• **What you will do**: Pull every line containing "after" out of the material below.

• **Records to process**:
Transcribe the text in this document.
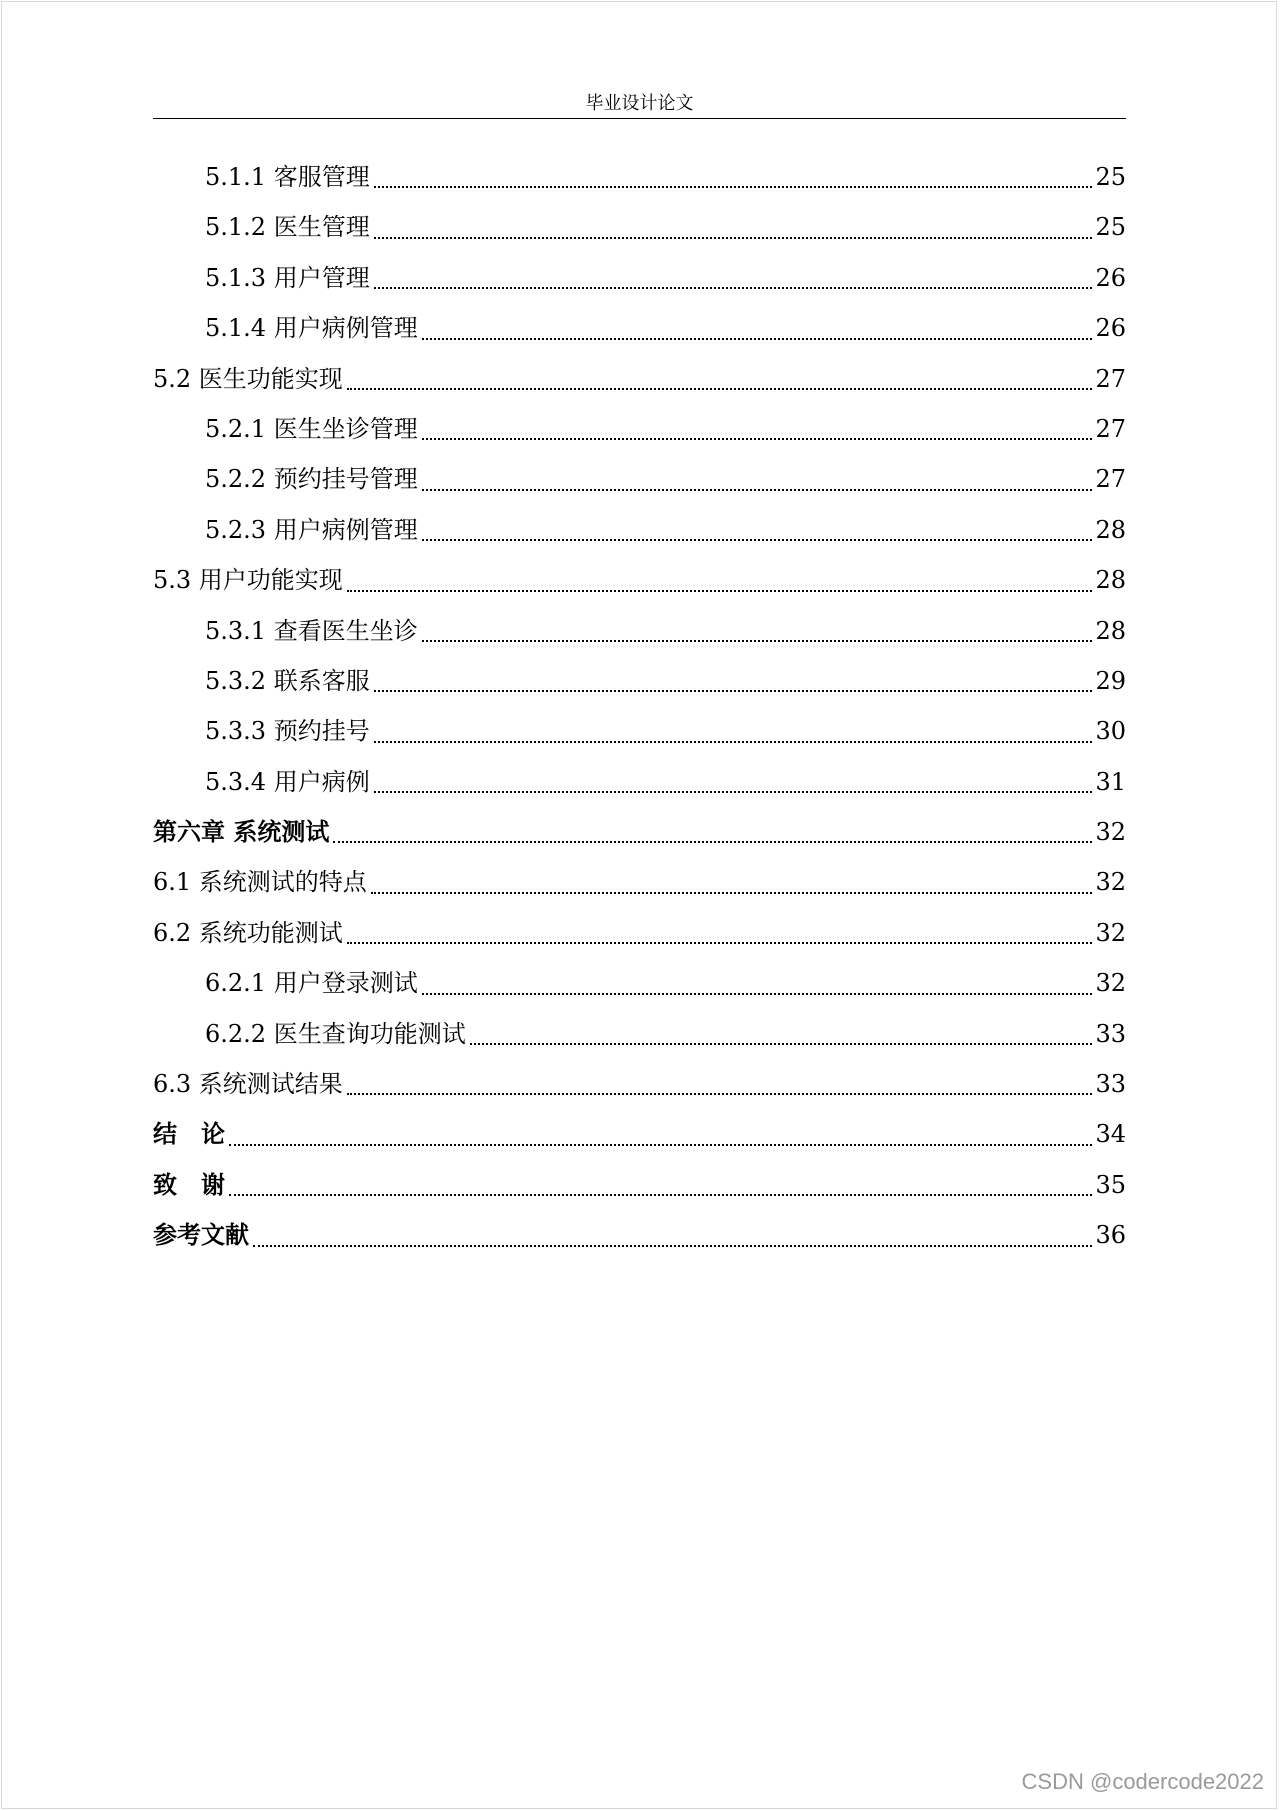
毕业设计论文
5.1.1 客服管理	25
5.1.2 医生管理	25
5.1.3 用户管理	26
5.1.4 用户病例管理	26
5.2 医生功能实现	27
5.2.1 医生坐诊管理	27
5.2.2 预约挂号管理	27
5.2.3 用户病例管理	28
5.3 用户功能实现	28
5.3.1 查看医生坐诊	28
5.3.2 联系客服	29
5.3.3 预约挂号	30
5.3.4 用户病例	31
第六章 系统测试	32
6.1 系统测试的特点	32
6.2 系统功能测试	32
6.2.1 用户登录测试	32
6.2.2 医生查询功能测试	33
6.3 系统测试结果	33
结　论	34
致　谢	35
参考文献	36
CSDN @codercode2022
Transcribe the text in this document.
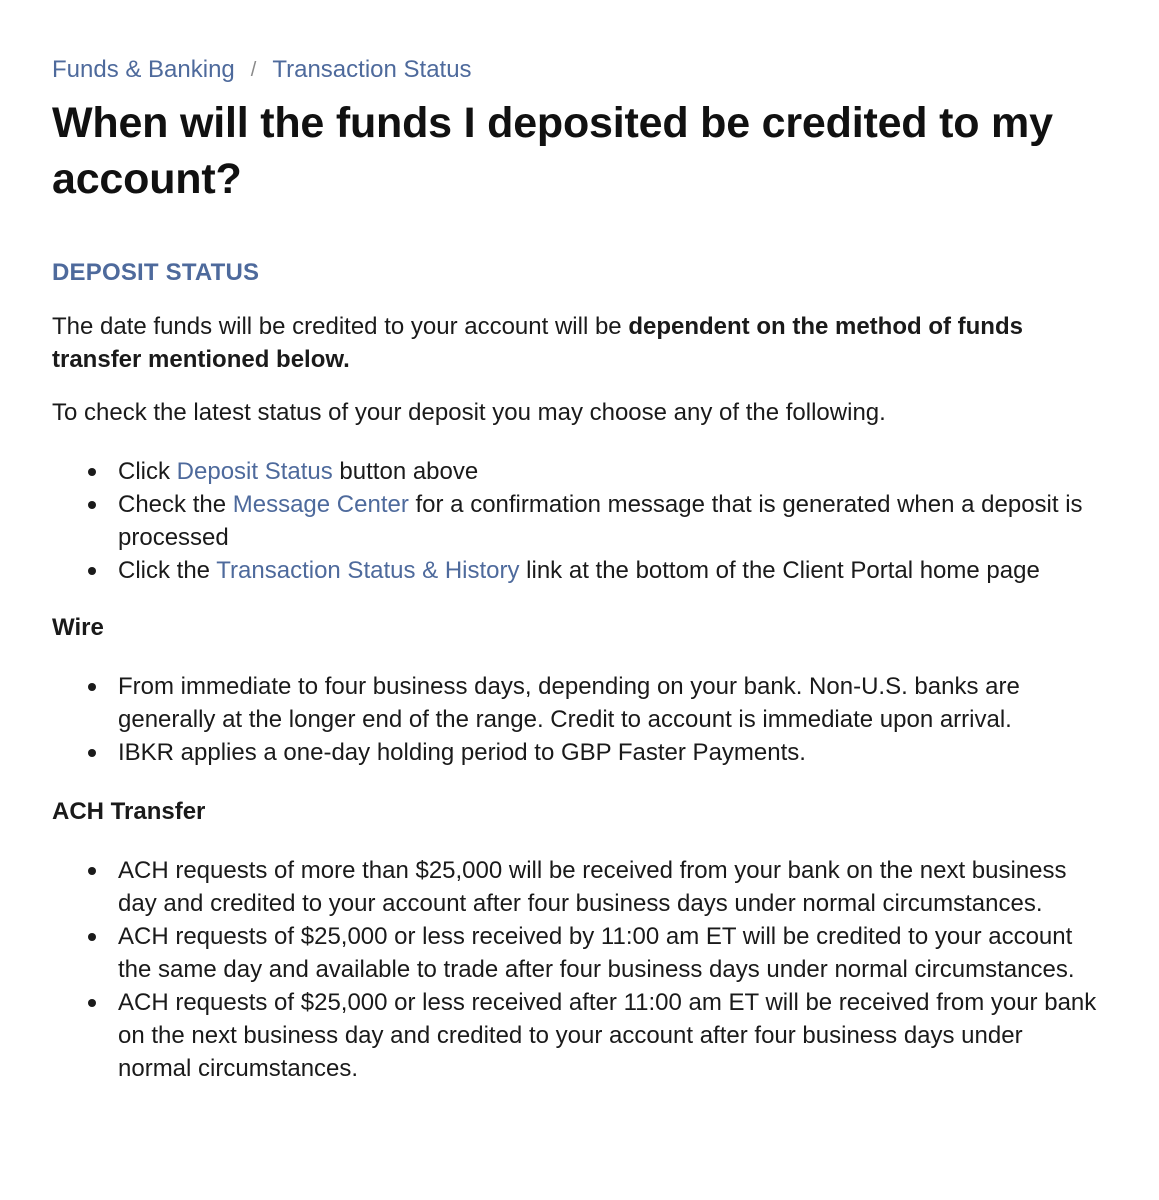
Funds & Banking / Transaction Status
When will the funds I deposited be credited to my account?
DEPOSIT STATUS

The date funds will be credited to your account will be dependent on the method of funds transfer mentioned below.

To check the latest status of your deposit you may choose any of the following.

Click Deposit Status button above
Check the Message Center for a confirmation message that is generated when a deposit is processed
Click the Transaction Status & History link at the bottom of the Client Portal home page
Wire
From immediate to four business days, depending on your bank. Non-U.S. banks are generally at the longer end of the range. Credit to account is immediate upon arrival.
IBKR applies a one-day holding period to GBP Faster Payments.
ACH Transfer
ACH requests of more than $25,000 will be received from your bank on the next business day and credited to your account after four business days under normal circumstances.
ACH requests of $25,000 or less received by 11:00 am ET will be credited to your account the same day and available to trade after four business days under normal circumstances.
ACH requests of $25,000 or less received after 11:00 am ET will be received from your bank on the next business day and credited to your account after four business days under normal circumstances.
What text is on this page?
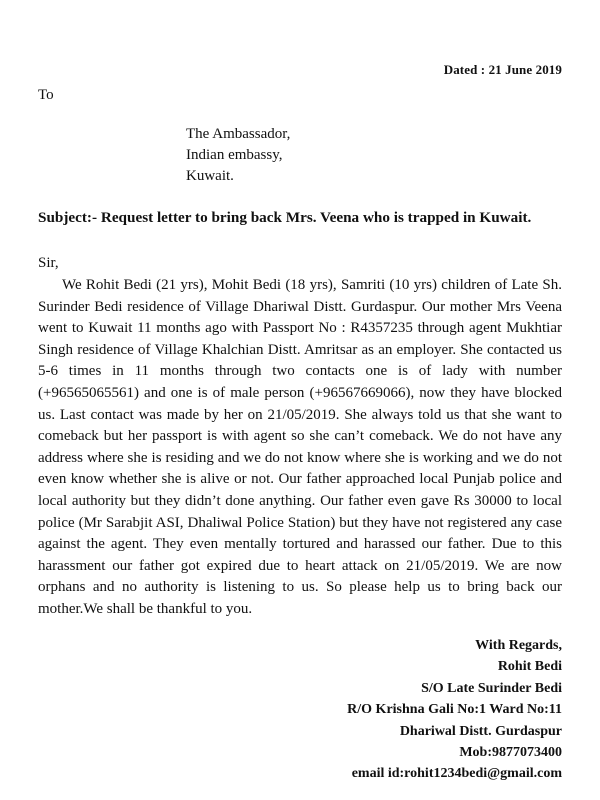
Dated : 21 June 2019
To
The Ambassador,
Indian embassy,
Kuwait.
Subject:- Request letter to bring back Mrs. Veena who is trapped in Kuwait.
Sir,

We Rohit Bedi (21 yrs), Mohit Bedi (18 yrs), Samriti (10 yrs) children of Late Sh. Surinder Bedi residence of Village Dhariwal Distt. Gurdaspur. Our mother Mrs Veena went to Kuwait 11 months ago with Passport No : R4357235 through agent Mukhtiar Singh residence of Village Khalchian Distt. Amritsar as an employer. She contacted us 5-6 times in 11 months through two contacts one is of lady with number (+96565065561) and one is of male person (+96567669066), now they have blocked us. Last contact was made by her on 21/05/2019. She always told us that she want to comeback but her passport is with agent so she can’t comeback. We do not have any address where she is residing and we do not know where she is working and we do not even know whether she is alive or not. Our father approached local Punjab police and local authority but they didn’t done anything. Our father even gave Rs 30000 to local police (Mr Sarabjit ASI, Dhaliwal Police Station) but they have not registered any case against the agent. They even mentally tortured and harassed our father. Due to this harassment our father got expired due to heart attack on 21/05/2019. We are now orphans and no authority is listening to us. So please help us to bring back our mother.We shall be thankful to you.

With Regards,
Rohit Bedi
S/O Late Surinder Bedi
R/O Krishna Gali No:1 Ward No:11
Dhariwal Distt. Gurdaspur
Mob:9877073400
email id:rohit1234bedi@gmail.com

• **Full output**:
ACH requests of more than $25,000 will be received from your bank on the next business day and credited to your account after four business days under normal circumstances.
ACH requests of $25,000 or less received by 11:00 am ET will be credited to your account the same day and available to trade after four business days under normal circumstances.
ACH requests of $25,000 or less received after 11:00 am ET will be received from your bank on the next business day and credited to your account after four business days under normal circumstances.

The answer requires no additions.